GIVEN PROBLEM: Transcribe the whole listing without a single picture.
= = = =
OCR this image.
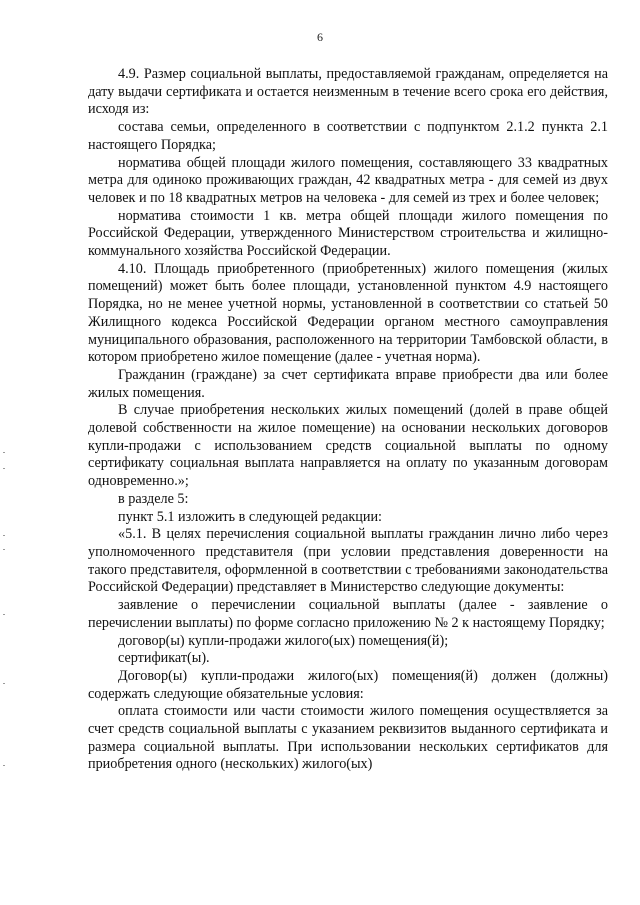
6

4.9. Размер социальной выплаты, предоставляемой гражданам, определяется на дату выдачи сертификата и остается неизменным в течение всего срока его действия, исходя из:

состава семьи, определенного в соответствии с подпунктом 2.1.2 пункта 2.1 настоящего Порядка;

норматива общей площади жилого помещения, составляющего 33 квадратных метра для одиноко проживающих граждан, 42 квадратных метра - для семей из двух человек и по 18 квадратных метров на человека - для семей из трех и более человек;

норматива стоимости 1 кв. метра общей площади жилого помещения по Российской Федерации, утвержденного Министерством строительства и жилищно-коммунального хозяйства Российской Федерации.

4.10. Площадь приобретенного (приобретенных) жилого помещения (жилых помещений) может быть более площади, установленной пунктом 4.9 настоящего Порядка, но не менее учетной нормы, установленной в соответствии со статьей 50 Жилищного кодекса Российской Федерации органом местного самоуправления муниципального образования, расположенного на территории Тамбовской области, в котором приобретено жилое помещение (далее - учетная норма).

Гражданин (граждане) за счет сертификата вправе приобрести два или более жилых помещения.

В случае приобретения нескольких жилых помещений (долей в праве общей долевой собственности на жилое помещение) на основании нескольких договоров купли-продажи с использованием средств социальной выплаты по одному сертификату социальная выплата направляется на оплату по указанным договорам одновременно.»;

в разделе 5:

пункт 5.1 изложить в следующей редакции:

«5.1. В целях перечисления социальной выплаты гражданин лично либо через уполномоченного представителя (при условии представления доверенности на такого представителя, оформленной в соответствии с требованиями законодательства Российской Федерации) представляет в Министерство следующие документы:

заявление о перечислении социальной выплаты (далее - заявление о перечислении выплаты) по форме согласно приложению № 2 к настоящему Порядку;

договор(ы) купли-продажи жилого(ых) помещения(й);

сертификат(ы).

Договор(ы) купли-продажи жилого(ых) помещения(й) должен (должны) содержать следующие обязательные условия:

оплата стоимости или части стоимости жилого помещения осуществляется за счет средств социальной выплаты с указанием реквизитов выданного сертификата и размера социальной выплаты. При использовании нескольких сертификатов для приобретения одного (нескольких) жилого(ых)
= = = =
WRITTEN SOLUTION:
OCR this image.
6

4.9. Размер социальной выплаты, предоставляемой гражданам, определяется на дату выдачи сертификата и остается неизменным в течение всего срока его действия, исходя из:

состава семьи, определенного в соответствии с подпунктом 2.1.2 пункта 2.1 настоящего Порядка;

норматива общей площади жилого помещения, составляющего 33 квадратных метра для одиноко проживающих граждан, 42 квадратных метра - для семей из двух человек и по 18 квадратных метров на человека - для семей из трех и более человек;

норматива стоимости 1 кв. метра общей площади жилого помещения по Российской Федерации, утвержденного Министерством строительства и жилищно-коммунального хозяйства Российской Федерации.

4.10. Площадь приобретенного (приобретенных) жилого помещения (жилых помещений) может быть более площади, установленной пунктом 4.9 настоящего Порядка, но не менее учетной нормы, установленной в соответствии со статьей 50 Жилищного кодекса Российской Федерации органом местного самоуправления муниципального образования, расположенного на территории Тамбовской области, в котором приобретено жилое помещение (далее - учетная норма).

Гражданин (граждане) за счет сертификата вправе приобрести два или более жилых помещения.

В случае приобретения нескольких жилых помещений (долей в праве общей долевой собственности на жилое помещение) на основании нескольких договоров купли-продажи с использованием средств социальной выплаты по одному сертификату социальная выплата направляется на оплату по указанным договорам одновременно.»;

в разделе 5:

пункт 5.1 изложить в следующей редакции:

«5.1. В целях перечисления социальной выплаты гражданин лично либо через уполномоченного представителя (при условии представления доверенности на такого представителя, оформленной в соответствии с требованиями законодательства Российской Федерации) представляет в Министерство следующие документы:

заявление о перечислении социальной выплаты (далее - заявление о перечислении выплаты) по форме согласно приложению № 2 к настоящему Порядку;

договор(ы) купли-продажи жилого(ых) помещения(й);

сертификат(ы).

Договор(ы) купли-продажи жилого(ых) помещения(й) должен (должны) содержать следующие обязательные условия:

оплата стоимости или части стоимости жилого помещения осуществляется за счет средств социальной выплаты с указанием реквизитов выданного сертификата и размера социальной выплаты. При использовании нескольких сертификатов для приобретения одного (нескольких) жилого(ых)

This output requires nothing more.